START Input rows
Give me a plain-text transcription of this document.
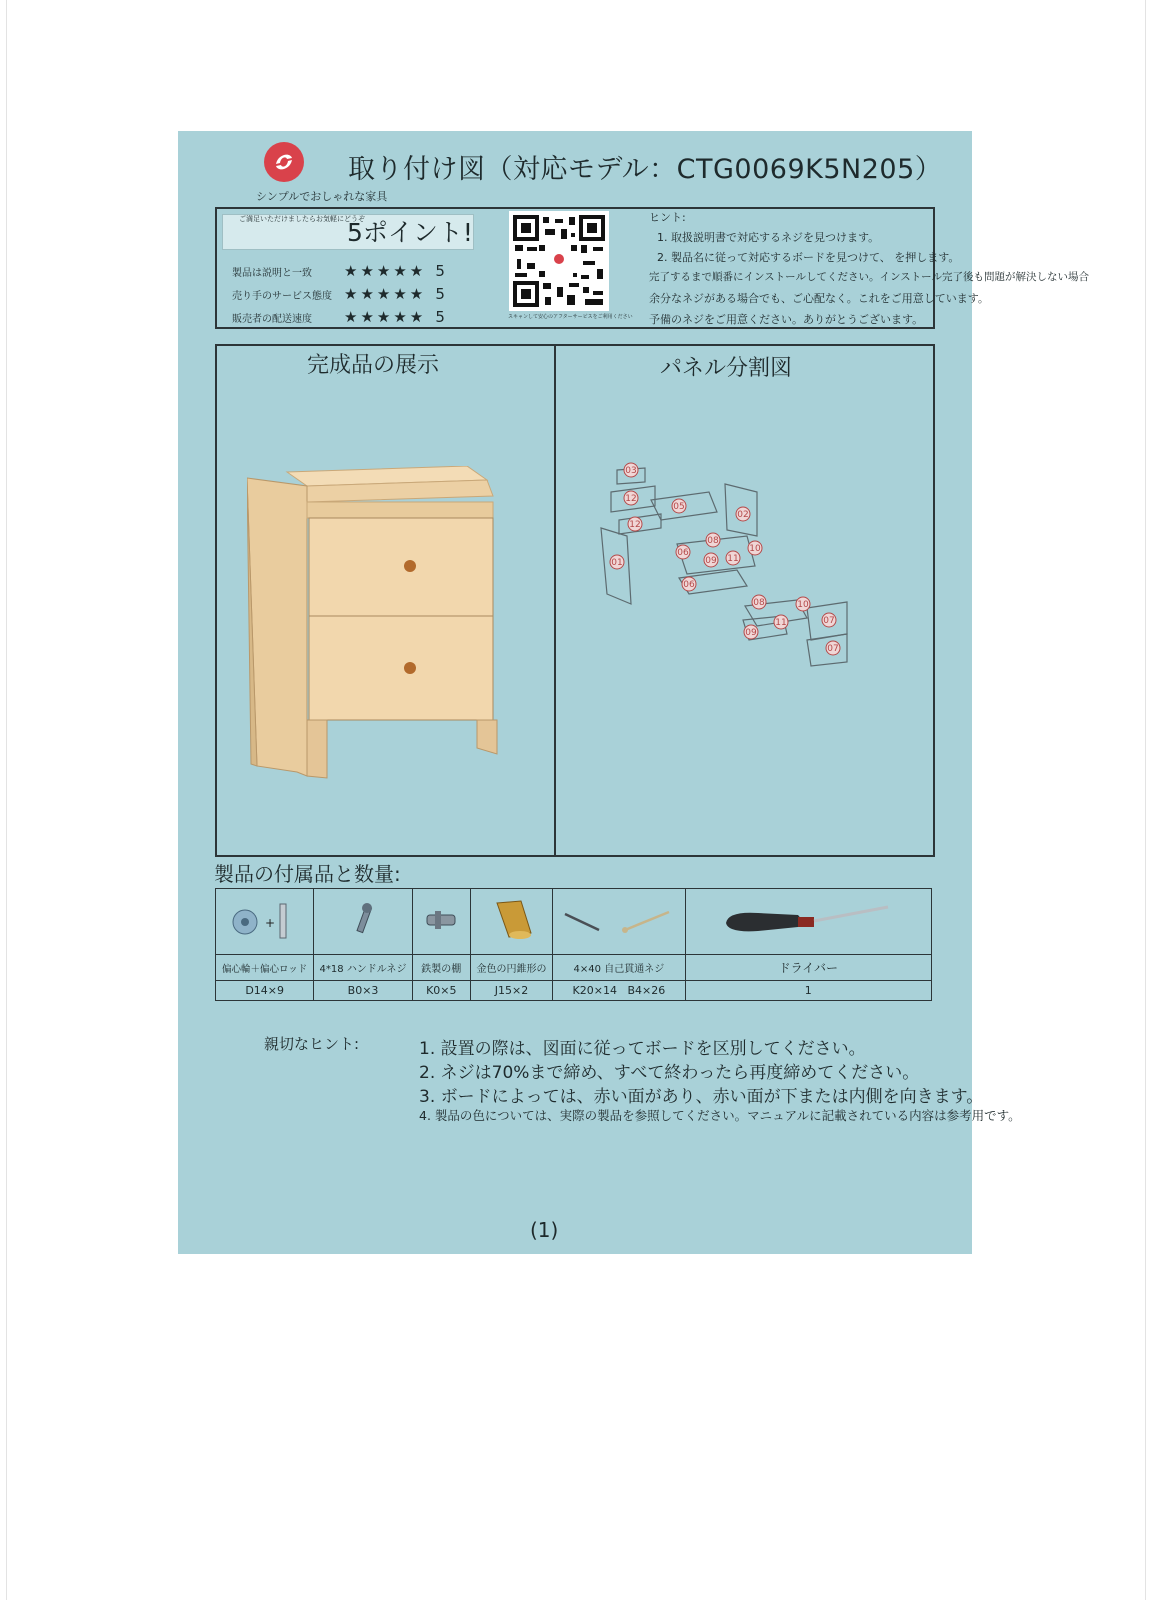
取り付け図（対応モデル：CTG0069K5N205）
シンプルでおしゃれな家具
ご満足いただけましたらお気軽にどうぞ
5ポイント!
製品は説明と一致 ★★★★★ 5
売り手のサービス態度 ★★★★★ 5
販売者の配送速度 ★★★★★ 5	スキャンして安心のアフターサービスをご利用ください
ヒント:
1. 取扱説明書で対応するネジを見つけます。
2. 製品名に従って対応するボードを見つけて、 を押します。
完了するまで順番にインストールしてください。インストール完了後も問題が解決しない場合
余分なネジがある場合でも、ご心配なく。これをご用意しています。
予備のネジをご用意ください。ありがとうございます。
完成品の展示	パネル分割図
03
12
12
05
02
01
06
08
09 11
10
06
08	10
09
11	07
07
製品の付属品と数量:
+

偏心輪＋偏心ロッド	4*18 ハンドルネジ	鉄製の棚	金色の円錐形の	4×40 自己貫通ネジ	ドライバー
D14×9	B0×3	K0×5	J15×2	K20×14 B4×26	1
親切なヒント:	1. 設置の際は、図面に従ってボードを区別してください。
2. ネジは70%まで締め、すべて終わったら再度締めてください。
3. ボードによっては、赤い面があり、赤い面が下または内側を向きます。
4. 製品の色については、実際の製品を参照してください。マニュアルに記載されている内容は参考用です。
(1)
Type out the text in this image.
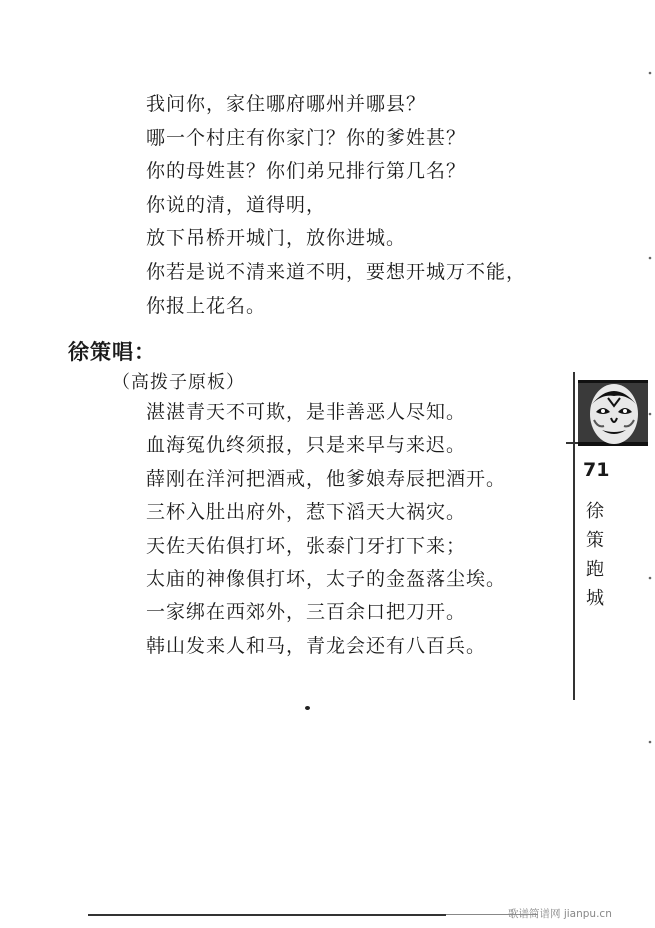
我问你，家住哪府哪州并哪县？
哪一个村庄有你家门？你的爹姓甚？
你的母姓甚？你们弟兄排行第几名？
你说的清，道得明，
放下吊桥开城门，放你进城。
你若是说不清来道不明，要想开城万不能，
你报上花名。
徐策唱：
（高拨子原板）
湛湛青天不可欺，是非善恶人尽知。
血海冤仇终须报，只是来早与来迟。
薛刚在洋河把酒戒，他爹娘寿辰把酒开。
三杯入肚出府外，惹下滔天大祸灾。
天佐天佑俱打坏，张泰门牙打下来；
太庙的神像俱打坏，太子的金盔落尘埃。
一家绑在西郊外，三百余口把刀开。
韩山发来人和马，青龙会还有八百兵。
71
徐策跑城
歌谱简谱网 jianpu.cn
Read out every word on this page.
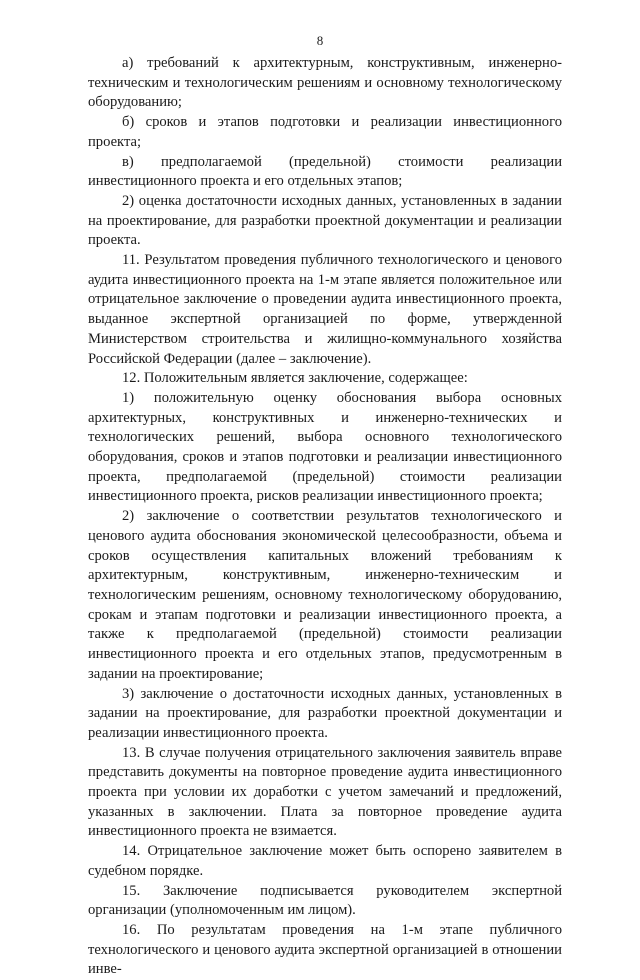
8

а) требований к архитектурным, конструктивным, инженерно-техническим и технологическим решениям и основному технологическому оборудованию;

б) сроков и этапов подготовки и реализации инвестиционного проекта;

в) предполагаемой (предельной) стоимости реализации инвестиционного проекта и его отдельных этапов;

2) оценка достаточности исходных данных, установленных в задании на проектирование, для разработки проектной документации и реализации проекта.

11. Результатом проведения публичного технологического и ценового аудита инвестиционного проекта на 1-м этапе является положительное или отрицательное заключение о проведении аудита инвестиционного проекта, выданное экспертной организацией по форме, утвержденной Министерством строительства и жилищно-коммунального хозяйства Российской Федерации (далее – заключение).

12. Положительным является заключение, содержащее:

1) положительную оценку обоснования выбора основных архитектурных, конструктивных и инженерно-технических и технологических решений, выбора основного технологического оборудования, сроков и этапов подготовки и реализации инвестиционного проекта, предполагаемой (предельной) стоимости реализации инвестиционного проекта, рисков реализации инвестиционного проекта;

2) заключение о соответствии результатов технологического и ценового аудита обоснования экономической целесообразности, объема и сроков осуществления капитальных вложений требованиям к архитектурным, конструктивным, инженерно-техническим и технологическим решениям, основному технологическому оборудованию, срокам и этапам подготовки и реализации инвестиционного проекта, а также к предполагаемой (предельной) стоимости реализации инвестиционного проекта и его отдельных этапов, предусмотренным в задании на проектирование;

3) заключение о достаточности исходных данных, установленных в задании на проектирование, для разработки проектной документации и реализации инвестиционного проекта.

13. В случае получения отрицательного заключения заявитель вправе представить документы на повторное проведение аудита инвестиционного проекта при условии их доработки с учетом замечаний и предложений, указанных в заключении. Плата за повторное проведение аудита инвестиционного проекта не взимается.

14. Отрицательное заключение может быть оспорено заявителем в судебном порядке.

15. Заключение подписывается руководителем экспертной организации (уполномоченным им лицом).

16. По результатам проведения на 1-м этапе публичного технологического и ценового аудита экспертной организацией в отношении инве-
END Input rows
**Task details**
Each line that contains the word "проектирование" counts toward the total; give only that total.

**Output of the exercise**
3